(Data records)

■ ■ ■ ■ ■ ■ ■

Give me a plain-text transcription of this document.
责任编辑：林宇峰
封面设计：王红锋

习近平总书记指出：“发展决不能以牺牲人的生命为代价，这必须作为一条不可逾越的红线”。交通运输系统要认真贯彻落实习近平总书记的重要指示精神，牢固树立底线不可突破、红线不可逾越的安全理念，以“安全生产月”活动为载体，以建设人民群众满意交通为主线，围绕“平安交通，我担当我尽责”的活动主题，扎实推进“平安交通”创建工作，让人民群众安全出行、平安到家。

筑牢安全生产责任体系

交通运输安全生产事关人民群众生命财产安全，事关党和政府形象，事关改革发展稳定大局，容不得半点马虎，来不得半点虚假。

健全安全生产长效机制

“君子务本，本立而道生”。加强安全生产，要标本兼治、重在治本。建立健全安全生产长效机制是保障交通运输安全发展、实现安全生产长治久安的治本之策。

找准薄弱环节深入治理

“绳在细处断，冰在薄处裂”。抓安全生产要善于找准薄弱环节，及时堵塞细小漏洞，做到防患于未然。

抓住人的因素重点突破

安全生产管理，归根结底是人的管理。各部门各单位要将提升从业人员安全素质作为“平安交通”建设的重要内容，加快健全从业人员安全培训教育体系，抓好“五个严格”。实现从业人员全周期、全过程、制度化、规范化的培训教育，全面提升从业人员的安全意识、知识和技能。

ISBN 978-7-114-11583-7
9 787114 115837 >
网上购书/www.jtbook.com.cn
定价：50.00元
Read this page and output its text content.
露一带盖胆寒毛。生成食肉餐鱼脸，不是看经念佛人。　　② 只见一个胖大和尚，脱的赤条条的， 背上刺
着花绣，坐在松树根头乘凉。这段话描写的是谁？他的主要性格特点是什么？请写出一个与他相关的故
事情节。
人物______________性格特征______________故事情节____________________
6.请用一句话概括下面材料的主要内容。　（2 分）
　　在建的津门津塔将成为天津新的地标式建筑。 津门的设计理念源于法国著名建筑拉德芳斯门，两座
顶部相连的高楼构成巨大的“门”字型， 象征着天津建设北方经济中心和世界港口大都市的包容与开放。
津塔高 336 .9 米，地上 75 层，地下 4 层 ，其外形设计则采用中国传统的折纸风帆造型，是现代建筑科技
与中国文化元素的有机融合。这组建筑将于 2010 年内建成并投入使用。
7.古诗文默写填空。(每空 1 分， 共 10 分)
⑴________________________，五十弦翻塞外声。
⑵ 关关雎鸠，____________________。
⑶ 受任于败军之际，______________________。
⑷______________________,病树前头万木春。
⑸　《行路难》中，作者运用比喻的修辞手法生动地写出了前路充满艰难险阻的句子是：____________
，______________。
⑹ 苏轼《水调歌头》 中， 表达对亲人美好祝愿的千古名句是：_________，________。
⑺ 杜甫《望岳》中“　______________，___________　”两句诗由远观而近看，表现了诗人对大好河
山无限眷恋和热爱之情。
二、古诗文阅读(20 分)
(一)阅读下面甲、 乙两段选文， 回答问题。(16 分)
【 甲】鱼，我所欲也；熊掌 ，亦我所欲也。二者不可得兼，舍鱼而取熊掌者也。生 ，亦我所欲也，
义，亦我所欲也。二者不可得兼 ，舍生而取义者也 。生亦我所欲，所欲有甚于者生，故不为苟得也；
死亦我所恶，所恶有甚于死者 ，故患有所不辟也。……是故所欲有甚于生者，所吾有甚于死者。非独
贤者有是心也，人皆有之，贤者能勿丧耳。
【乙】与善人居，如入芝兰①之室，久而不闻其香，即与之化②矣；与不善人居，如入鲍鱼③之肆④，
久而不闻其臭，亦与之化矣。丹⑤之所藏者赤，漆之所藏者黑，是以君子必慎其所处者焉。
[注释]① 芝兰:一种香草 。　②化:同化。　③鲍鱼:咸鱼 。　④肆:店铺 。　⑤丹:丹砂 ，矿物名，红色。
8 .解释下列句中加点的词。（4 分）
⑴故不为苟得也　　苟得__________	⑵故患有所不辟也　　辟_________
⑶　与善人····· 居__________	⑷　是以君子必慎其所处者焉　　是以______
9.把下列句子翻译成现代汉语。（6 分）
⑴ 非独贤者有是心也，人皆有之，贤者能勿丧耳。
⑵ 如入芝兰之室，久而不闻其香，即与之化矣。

■ ■ ■ ■ ■ ■ ■

**EXERCISE DETAILS:** Gather each line that holds "是以君子必慎其所处者焉".

**PROBLEM SOLUTION:**
久而不闻其臭，亦与之化矣。丹⑤之所藏者赤，漆之所藏者黑，是以君子必慎其所处者焉。
⑶　与善人····· 居__________	⑷　是以君子必慎其所处者焉　　是以______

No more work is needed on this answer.